→ **EXERCISE**
Word for word, set down the records and skip each picture.

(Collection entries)
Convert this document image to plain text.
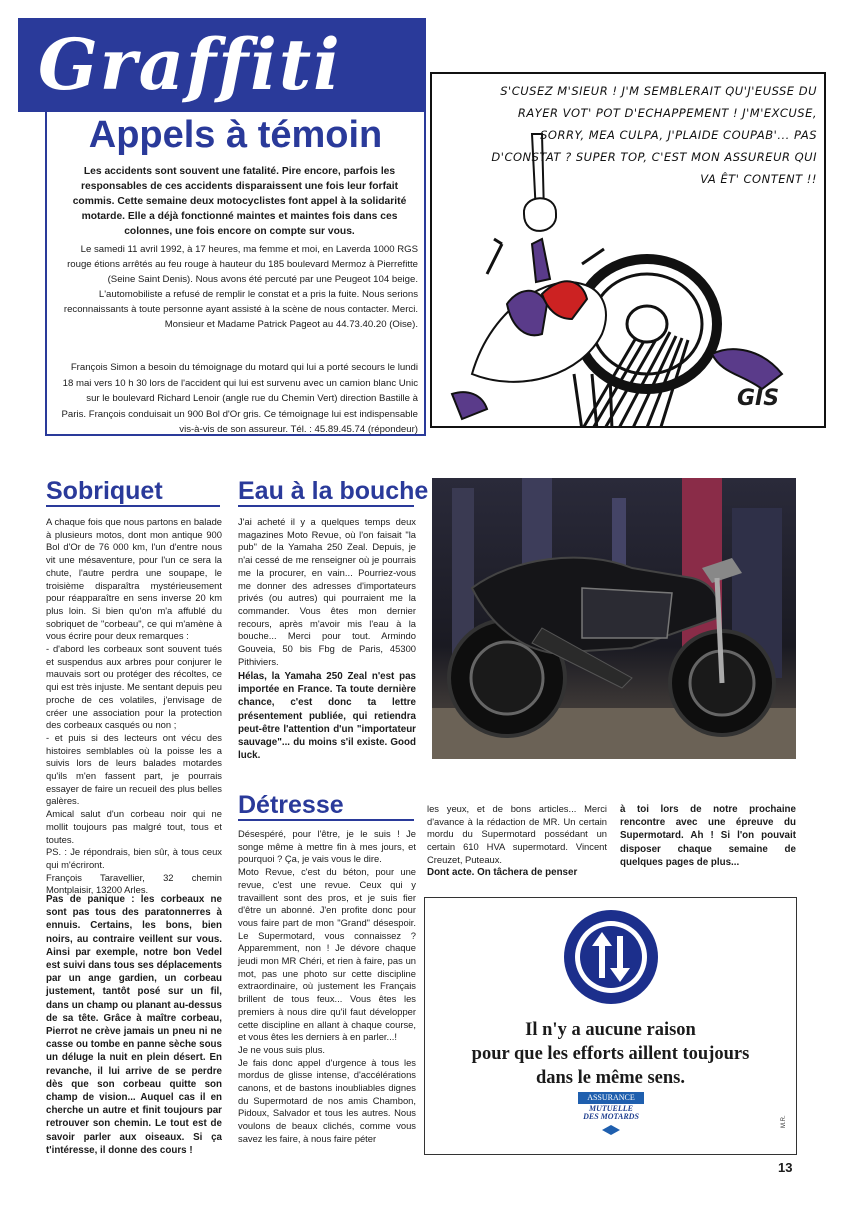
Graffiti
Appels à témoin

Les accidents sont souvent une fatalité. Pire encore, parfois les responsables de ces accidents disparaissent une fois leur forfait commis. Cette semaine deux motocyclistes font appel à la solidarité motarde. Elle a déjà fonctionné maintes et maintes fois dans ces colonnes, une fois encore on compte sur vous.

Le samedi 11 avril 1992, à 17 heures, ma femme et moi, en Laverda 1000 RGS rouge étions arrêtés au feu rouge à hauteur du 185 boulevard Mermoz à Pierrefitte (Seine Saint Denis). Nous avons été percuté par une Peugeot 104 beige. L'automobiliste a refusé de remplir le constat et a pris la fuite. Nous serions reconnaissants à toute personne ayant assisté à la scène de nous contacter. Merci.
Monsieur et Madame Patrick Pageot au 44.73.40.20 (Oise).

François Simon a besoin du témoignage du motard qui lui a porté secours le lundi 18 mai vers 10 h 30 lors de l'accident qui lui est survenu avec un camion blanc Unic sur le boulevard Richard Lenoir (angle rue du Chemin Vert) direction Bastille à Paris. François conduisait un 900 Bol d'Or gris. Ce témoignage lui est indispensable vis-à-vis de son assureur. Tél. : 45.89.45.74 (répondeur)

S'CUSEZ M'SIEUR ! J'M SEMBLERAIT QU'J'EUSSE DU RAYER VOT' POT D'ECHAPPEMENT ! J'M'EXCUSE, SORRY, MEA CULPA, J'PLAIDE COUPAB'... PAS D'CONSTAT ? SUPER TOP, C'EST MON ASSUREUR QUI VA ÊT' CONTENT !!
GIS
Sobriquet

A chaque fois que nous partons en balade à plusieurs motos, dont mon antique 900 Bol d'Or de 76 000 km, l'un d'entre nous vit une mésaventure, pour l'un ce sera la chute, l'autre perdra une soupape, le troisième disparaîtra mystérieusement pour réapparaître en sens inverse 20 km plus loin. Si bien qu'on m'a affublé du sobriquet de "corbeau", ce qui m'amène à vous écrire pour deux remarques :

- d'abord les corbeaux sont souvent tués et suspendus aux arbres pour conjurer le mauvais sort ou protéger des récoltes, ce qui est très injuste. Me sentant depuis peu proche de ces volatiles, j'envisage de créer une association pour la protection des corbeaux casqués ou non ;

- et puis si des lecteurs ont vécu des histoires semblables où la poisse les a suivis lors de leurs balades motardes qu'ils m'en fassent part, je pourrais essayer de faire un recueil des plus belles galères.

Amical salut d'un corbeau noir qui ne mollit toujours pas malgré tout, tous et toutes.

PS. : Je répondrais, bien sûr, à tous ceux qui m'écriront.

François Taravellier, 32 chemin Montplaisir, 13200 Arles.

Pas de panique : les corbeaux ne sont pas tous des paratonnerres à ennuis. Certains, les bons, bien noirs, au contraire veillent sur vous. Ainsi par exemple, notre bon Vedel est suivi dans tous ses déplacements par un ange gardien, un corbeau justement, tantôt posé sur un fil, dans un champ ou planant au-dessus de sa tête. Grâce à maître corbeau, Pierrot ne crève jamais un pneu ni ne casse ou tombe en panne sèche sous un déluge la nuit en plein désert. En revanche, il lui arrive de se perdre dès que son corbeau quitte son champ de vision... Auquel cas il en cherche un autre et finit toujours par retrouver son chemin. Le tout est de savoir parler aux oiseaux. Si ça t'intéresse, il donne des cours !

Eau à la bouche

J'ai acheté il y a quelques temps deux magazines Moto Revue, où l'on faisait "la pub" de la Yamaha 250 Zeal. Depuis, je n'ai cessé de me renseigner où je pourrais me la procurer, en vain... Pourriez-vous me donner des adresses d'importateurs privés (ou autres) qui pourraient me la commander. Vous êtes mon dernier recours, après m'avoir mis l'eau à la bouche... Merci pour tout. Armindo Gouveia, 50 bis Fbg de Paris, 45300 Pithiviers.

Hélas, la Yamaha 250 Zeal n'est pas importée en France. Ta toute dernière chance, c'est donc ta lettre présentement publiée, qui retiendra peut-être l'attention d'un "importateur sauvage"... du moins s'il existe. Good luck.

Détresse

Désespéré, pour l'être, je le suis ! Je songe même à mettre fin à mes jours, et pourquoi ? Ça, je vais vous le dire.

Moto Revue, c'est du béton, pour une revue, c'est une revue. Ceux qui y travaillent sont des pros, et je suis fier d'être un abonné. J'en profite donc pour vous faire part de mon "Grand" désespoir. Le Supermotard, vous connaissez ? Apparemment, non ! Je dévore chaque jeudi mon MR Chéri, et rien à faire, pas un mot, pas une photo sur cette discipline extraordinaire, où justement les Français brillent de tous feux... Vous êtes les premiers à nous dire qu'il faut développer cette discipline en allant à chaque course, et vous êtes les derniers à en parler...!

Je ne vous suis plus.

Je fais donc appel d'urgence à tous les mordus de glisse intense, d'accélérations canons, et de bastons inoubliables dignes du Supermotard de nos amis Chambon, Pidoux, Salvador et tous les autres. Nous voulons de beaux clichés, comme vous savez les faire, à nous faire péter

les yeux, et de bons articles... Merci d'avance à la rédaction de MR. Un certain mordu du Supermotard possédant un certain 610 HVA supermotard. Vincent Creuzet, Puteaux.

Dont acte. On tâchera de penser

à toi lors de notre prochaine rencontre avec une épreuve du Supermotard. Ah ! Si l'on pouvait disposer chaque semaine de quelques pages de plus...

Il n'y a aucune raison
pour que les efforts aillent toujours
dans le même sens.
ASSURANCE
MUTUELLE
DES MOTARDS	M.R.
13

→ **PROBLEM SOLUTION**
Convert this document image to plain text.
Graffiti
Appels à témoin

Les accidents sont souvent une fatalité. Pire encore, parfois les responsables de ces accidents disparaissent une fois leur forfait commis. Cette semaine deux motocyclistes font appel à la solidarité motarde. Elle a déjà fonctionné maintes et maintes fois dans ces colonnes, une fois encore on compte sur vous.

Le samedi 11 avril 1992, à 17 heures, ma femme et moi, en Laverda 1000 RGS rouge étions arrêtés au feu rouge à hauteur du 185 boulevard Mermoz à Pierrefitte (Seine Saint Denis). Nous avons été percuté par une Peugeot 104 beige. L'automobiliste a refusé de remplir le constat et a pris la fuite. Nous serions reconnaissants à toute personne ayant assisté à la scène de nous contacter. Merci.
Monsieur et Madame Patrick Pageot au 44.73.40.20 (Oise).

François Simon a besoin du témoignage du motard qui lui a porté secours le lundi 18 mai vers 10 h 30 lors de l'accident qui lui est survenu avec un camion blanc Unic sur le boulevard Richard Lenoir (angle rue du Chemin Vert) direction Bastille à Paris. François conduisait un 900 Bol d'Or gris. Ce témoignage lui est indispensable vis-à-vis de son assureur. Tél. : 45.89.45.74 (répondeur)

S'CUSEZ M'SIEUR ! J'M SEMBLERAIT QU'J'EUSSE DU RAYER VOT' POT D'ECHAPPEMENT ! J'M'EXCUSE, SORRY, MEA CULPA, J'PLAIDE COUPAB'... PAS D'CONSTAT ? SUPER TOP, C'EST MON ASSUREUR QUI VA ÊT' CONTENT !!
GIS
Sobriquet

A chaque fois que nous partons en balade à plusieurs motos, dont mon antique 900 Bol d'Or de 76 000 km, l'un d'entre nous vit une mésaventure, pour l'un ce sera la chute, l'autre perdra une soupape, le troisième disparaîtra mystérieusement pour réapparaître en sens inverse 20 km plus loin. Si bien qu'on m'a affublé du sobriquet de "corbeau", ce qui m'amène à vous écrire pour deux remarques :

- d'abord les corbeaux sont souvent tués et suspendus aux arbres pour conjurer le mauvais sort ou protéger des récoltes, ce qui est très injuste. Me sentant depuis peu proche de ces volatiles, j'envisage de créer une association pour la protection des corbeaux casqués ou non ;

- et puis si des lecteurs ont vécu des histoires semblables où la poisse les a suivis lors de leurs balades motardes qu'ils m'en fassent part, je pourrais essayer de faire un recueil des plus belles galères.

Amical salut d'un corbeau noir qui ne mollit toujours pas malgré tout, tous et toutes.

PS. : Je répondrais, bien sûr, à tous ceux qui m'écriront.

François Taravellier, 32 chemin Montplaisir, 13200 Arles.

Pas de panique : les corbeaux ne sont pas tous des paratonnerres à ennuis. Certains, les bons, bien noirs, au contraire veillent sur vous. Ainsi par exemple, notre bon Vedel est suivi dans tous ses déplacements par un ange gardien, un corbeau justement, tantôt posé sur un fil, dans un champ ou planant au-dessus de sa tête. Grâce à maître corbeau, Pierrot ne crève jamais un pneu ni ne casse ou tombe en panne sèche sous un déluge la nuit en plein désert. En revanche, il lui arrive de se perdre dès que son corbeau quitte son champ de vision... Auquel cas il en cherche un autre et finit toujours par retrouver son chemin. Le tout est de savoir parler aux oiseaux. Si ça t'intéresse, il donne des cours !

Eau à la bouche

J'ai acheté il y a quelques temps deux magazines Moto Revue, où l'on faisait "la pub" de la Yamaha 250 Zeal. Depuis, je n'ai cessé de me renseigner où je pourrais me la procurer, en vain... Pourriez-vous me donner des adresses d'importateurs privés (ou autres) qui pourraient me la commander. Vous êtes mon dernier recours, après m'avoir mis l'eau à la bouche... Merci pour tout. Armindo Gouveia, 50 bis Fbg de Paris, 45300 Pithiviers.

Hélas, la Yamaha 250 Zeal n'est pas importée en France. Ta toute dernière chance, c'est donc ta lettre présentement publiée, qui retiendra peut-être l'attention d'un "importateur sauvage"... du moins s'il existe. Good luck.

Détresse

Désespéré, pour l'être, je le suis ! Je songe même à mettre fin à mes jours, et pourquoi ? Ça, je vais vous le dire.

Moto Revue, c'est du béton, pour une revue, c'est une revue. Ceux qui y travaillent sont des pros, et je suis fier d'être un abonné. J'en profite donc pour vous faire part de mon "Grand" désespoir. Le Supermotard, vous connaissez ? Apparemment, non ! Je dévore chaque jeudi mon MR Chéri, et rien à faire, pas un mot, pas une photo sur cette discipline extraordinaire, où justement les Français brillent de tous feux... Vous êtes les premiers à nous dire qu'il faut développer cette discipline en allant à chaque course, et vous êtes les derniers à en parler...!

Je ne vous suis plus.

Je fais donc appel d'urgence à tous les mordus de glisse intense, d'accélérations canons, et de bastons inoubliables dignes du Supermotard de nos amis Chambon, Pidoux, Salvador et tous les autres. Nous voulons de beaux clichés, comme vous savez les faire, à nous faire péter

les yeux, et de bons articles... Merci d'avance à la rédaction de MR. Un certain mordu du Supermotard possédant un certain 610 HVA supermotard. Vincent Creuzet, Puteaux.

Dont acte. On tâchera de penser

à toi lors de notre prochaine rencontre avec une épreuve du Supermotard. Ah ! Si l'on pouvait disposer chaque semaine de quelques pages de plus...

Il n'y a aucune raison
pour que les efforts aillent toujours
dans le même sens.
ASSURANCE
MUTUELLE
DES MOTARDS	M.R.
13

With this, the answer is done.